> [Exercise details]
Repeat the lines of the records word for word, everything from the line containing "sunset-line: Sunset: 7:02 PM (349, 475, 443, 489)" down to the line containing "272, 337, 300)", with both of those lines included.

> [Visual layout records]
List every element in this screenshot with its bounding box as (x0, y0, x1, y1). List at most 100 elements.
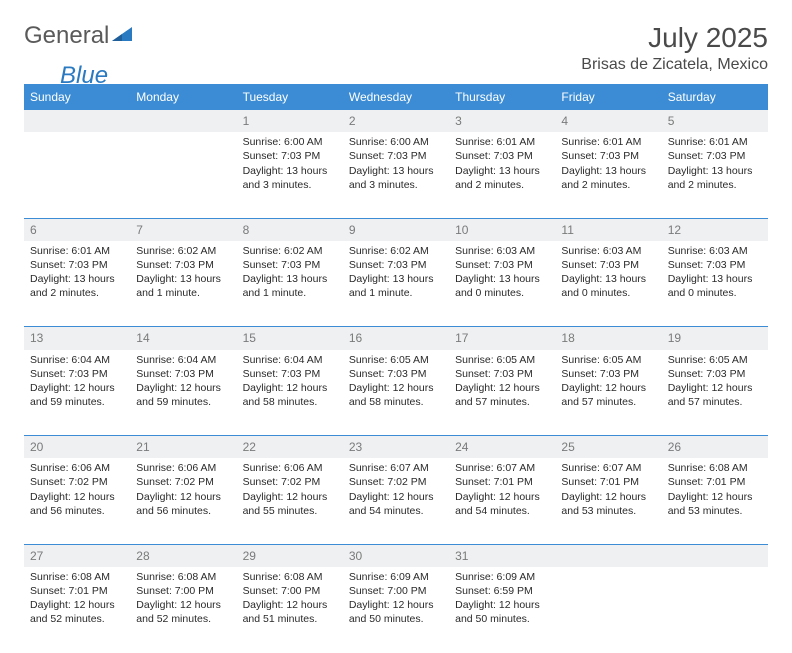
sunset-line: Sunset: 7:02 PM (349, 475, 443, 489)
day-header-tuesday: Tuesday (237, 85, 343, 110)
sunset-line: Sunset: 7:03 PM (349, 367, 443, 381)
day-info: Sunrise: 6:03 AMSunset: 7:03 PMDaylight:… (662, 241, 768, 327)
sunset-line: Sunset: 7:01 PM (668, 475, 762, 489)
sunrise-line: Sunrise: 6:07 AM (349, 461, 443, 475)
day-number: 24 (449, 436, 555, 459)
daylight-line: Daylight: 12 hours and 56 minutes. (136, 490, 230, 518)
day-number: 2 (343, 110, 449, 133)
day-info: Sunrise: 6:02 AMSunset: 7:03 PMDaylight:… (343, 241, 449, 327)
day-info: Sunrise: 6:04 AMSunset: 7:03 PMDaylight:… (24, 350, 130, 436)
daylight-line: Daylight: 12 hours and 58 minutes. (349, 381, 443, 409)
sunrise-line: Sunrise: 6:05 AM (349, 353, 443, 367)
day-info: Sunrise: 6:08 AMSunset: 7:00 PMDaylight:… (130, 567, 236, 653)
day-number: 23 (343, 436, 449, 459)
day-info: Sunrise: 6:08 AMSunset: 7:00 PMDaylight:… (237, 567, 343, 653)
sunrise-line: Sunrise: 6:05 AM (561, 353, 655, 367)
day-info: Sunrise: 6:05 AMSunset: 7:03 PMDaylight:… (662, 350, 768, 436)
daylight-line: Daylight: 13 hours and 1 minute. (243, 272, 337, 300)
sunrise-line: Sunrise: 6:09 AM (455, 570, 549, 584)
location: Brisas de Zicatela, Mexico (581, 56, 768, 74)
sunset-line: Sunset: 7:03 PM (561, 258, 655, 272)
day-header-thursday: Thursday (449, 85, 555, 110)
sunset-line: Sunset: 7:00 PM (243, 584, 337, 598)
daylight-line: Daylight: 12 hours and 51 minutes. (243, 598, 337, 626)
sunrise-line: Sunrise: 6:03 AM (455, 244, 549, 258)
day-info: Sunrise: 6:07 AMSunset: 7:02 PMDaylight:… (343, 458, 449, 544)
daylight-line: Daylight: 12 hours and 53 minutes. (668, 490, 762, 518)
day-info: Sunrise: 6:01 AMSunset: 7:03 PMDaylight:… (24, 241, 130, 327)
sunset-line: Sunset: 7:03 PM (243, 258, 337, 272)
day-number: 20 (24, 436, 130, 459)
daylight-line: Daylight: 13 hours and 2 minutes. (668, 164, 762, 192)
day-info: Sunrise: 6:02 AMSunset: 7:03 PMDaylight:… (130, 241, 236, 327)
daylight-line: Daylight: 13 hours and 1 minute. (349, 272, 443, 300)
sunset-line: Sunset: 7:01 PM (30, 584, 124, 598)
day-header-monday: Monday (130, 85, 236, 110)
day-info: Sunrise: 6:06 AMSunset: 7:02 PMDaylight:… (24, 458, 130, 544)
day-info (24, 132, 130, 218)
sunrise-line: Sunrise: 6:07 AM (455, 461, 549, 475)
daylight-line: Daylight: 13 hours and 2 minutes. (561, 164, 655, 192)
day-number: 6 (24, 218, 130, 241)
day-number: 15 (237, 327, 343, 350)
sunrise-line: Sunrise: 6:01 AM (455, 135, 549, 149)
sunrise-line: Sunrise: 6:08 AM (30, 570, 124, 584)
day-info: Sunrise: 6:05 AMSunset: 7:03 PMDaylight:… (555, 350, 661, 436)
sunset-line: Sunset: 7:02 PM (136, 475, 230, 489)
day-number: 19 (662, 327, 768, 350)
sunset-line: Sunset: 7:03 PM (561, 149, 655, 163)
sunset-line: Sunset: 7:02 PM (243, 475, 337, 489)
day-info: Sunrise: 6:00 AMSunset: 7:03 PMDaylight:… (237, 132, 343, 218)
day-info: Sunrise: 6:03 AMSunset: 7:03 PMDaylight:… (555, 241, 661, 327)
week-3-daynums: 20212223242526 (24, 436, 768, 459)
day-number (130, 110, 236, 133)
sunset-line: Sunset: 7:03 PM (561, 367, 655, 381)
day-header-wednesday: Wednesday (343, 85, 449, 110)
daylight-line: Daylight: 12 hours and 52 minutes. (30, 598, 124, 626)
daylight-line: Daylight: 12 hours and 54 minutes. (349, 490, 443, 518)
day-number: 18 (555, 327, 661, 350)
logo-word2: Blue (60, 62, 108, 90)
daylight-line: Daylight: 13 hours and 0 minutes. (455, 272, 549, 300)
week-2-info: Sunrise: 6:04 AMSunset: 7:03 PMDaylight:… (24, 350, 768, 436)
sunrise-line: Sunrise: 6:09 AM (349, 570, 443, 584)
day-info: Sunrise: 6:07 AMSunset: 7:01 PMDaylight:… (449, 458, 555, 544)
day-info: Sunrise: 6:04 AMSunset: 7:03 PMDaylight:… (237, 350, 343, 436)
day-number: 29 (237, 544, 343, 567)
sunrise-line: Sunrise: 6:08 AM (136, 570, 230, 584)
sunset-line: Sunset: 7:01 PM (561, 475, 655, 489)
day-info: Sunrise: 6:02 AMSunset: 7:03 PMDaylight:… (237, 241, 343, 327)
sunrise-line: Sunrise: 6:01 AM (668, 135, 762, 149)
day-info: Sunrise: 6:07 AMSunset: 7:01 PMDaylight:… (555, 458, 661, 544)
header: General July 2025 Brisas de Zicatela, Me… (24, 22, 768, 74)
sunrise-line: Sunrise: 6:03 AM (668, 244, 762, 258)
daylight-line: Daylight: 12 hours and 54 minutes. (455, 490, 549, 518)
day-number (555, 544, 661, 567)
day-number: 22 (237, 436, 343, 459)
sunrise-line: Sunrise: 6:01 AM (561, 135, 655, 149)
daylight-line: Daylight: 12 hours and 59 minutes. (136, 381, 230, 409)
daylight-line: Daylight: 13 hours and 3 minutes. (349, 164, 443, 192)
sunrise-line: Sunrise: 6:02 AM (243, 244, 337, 258)
week-4-info: Sunrise: 6:08 AMSunset: 7:01 PMDaylight:… (24, 567, 768, 653)
calendar-table: SundayMondayTuesdayWednesdayThursdayFrid… (24, 84, 768, 653)
daylight-line: Daylight: 12 hours and 59 minutes. (30, 381, 124, 409)
sunset-line: Sunset: 7:03 PM (30, 258, 124, 272)
sunset-line: Sunset: 7:03 PM (243, 149, 337, 163)
daylight-line: Daylight: 12 hours and 50 minutes. (455, 598, 549, 626)
daylight-line: Daylight: 12 hours and 53 minutes. (561, 490, 655, 518)
daylight-line: Daylight: 13 hours and 2 minutes. (455, 164, 549, 192)
day-number: 4 (555, 110, 661, 133)
day-info: Sunrise: 6:09 AMSunset: 6:59 PMDaylight:… (449, 567, 555, 653)
day-info: Sunrise: 6:09 AMSunset: 7:00 PMDaylight:… (343, 567, 449, 653)
sunrise-line: Sunrise: 6:08 AM (243, 570, 337, 584)
sunrise-line: Sunrise: 6:02 AM (349, 244, 443, 258)
day-info (555, 567, 661, 653)
day-number: 21 (130, 436, 236, 459)
week-3-info: Sunrise: 6:06 AMSunset: 7:02 PMDaylight:… (24, 458, 768, 544)
daylight-line: Daylight: 13 hours and 3 minutes. (243, 164, 337, 192)
logo: General (24, 22, 135, 50)
day-number: 14 (130, 327, 236, 350)
sunset-line: Sunset: 7:03 PM (668, 367, 762, 381)
day-info: Sunrise: 6:06 AMSunset: 7:02 PMDaylight:… (130, 458, 236, 544)
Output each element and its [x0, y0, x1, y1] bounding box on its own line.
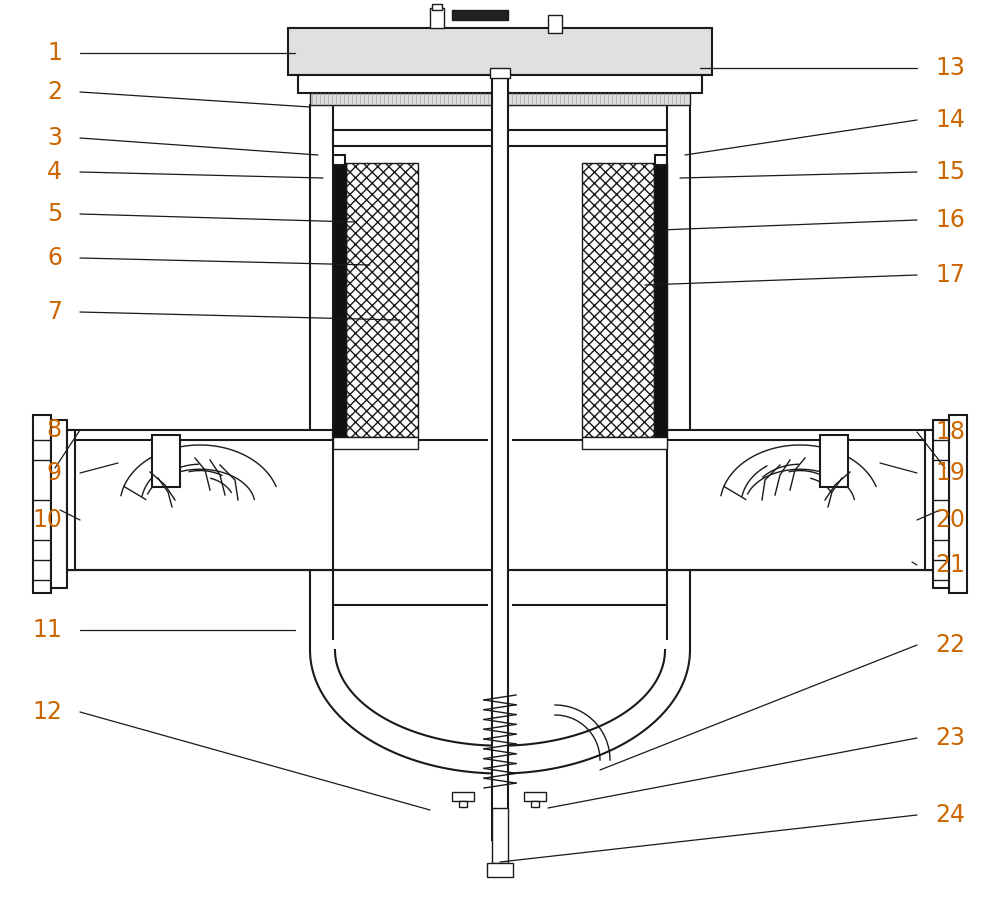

> [Answer for the task]
sunset-line: Sunset: 7:02 PM (349, 475, 443, 489)
day-header-tuesday: Tuesday (237, 85, 343, 110)
sunset-line: Sunset: 7:03 PM (349, 367, 443, 381)
day-info: Sunrise: 6:03 AMSunset: 7:03 PMDaylight:… (662, 241, 768, 327)
sunset-line: Sunset: 7:01 PM (668, 475, 762, 489)
sunrise-line: Sunrise: 6:07 AM (349, 461, 443, 475)
day-number: 24 (449, 436, 555, 459)
daylight-line: Daylight: 12 hours and 56 minutes. (136, 490, 230, 518)
day-number: 2 (343, 110, 449, 133)
day-info: Sunrise: 6:02 AMSunset: 7:03 PMDaylight:… (343, 241, 449, 327)
day-info: Sunrise: 6:04 AMSunset: 7:03 PMDaylight:… (24, 350, 130, 436)
daylight-line: Daylight: 12 hours and 58 minutes. (349, 381, 443, 409)
sunrise-line: Sunrise: 6:05 AM (349, 353, 443, 367)
day-info: Sunrise: 6:08 AMSunset: 7:00 PMDaylight:… (130, 567, 236, 653)
day-number: 23 (343, 436, 449, 459)
day-info: Sunrise: 6:08 AMSunset: 7:00 PMDaylight:… (237, 567, 343, 653)
sunrise-line: Sunrise: 6:05 AM (561, 353, 655, 367)
day-info: Sunrise: 6:05 AMSunset: 7:03 PMDaylight:… (662, 350, 768, 436)
daylight-line: Daylight: 13 hours and 1 minute. (243, 272, 337, 300)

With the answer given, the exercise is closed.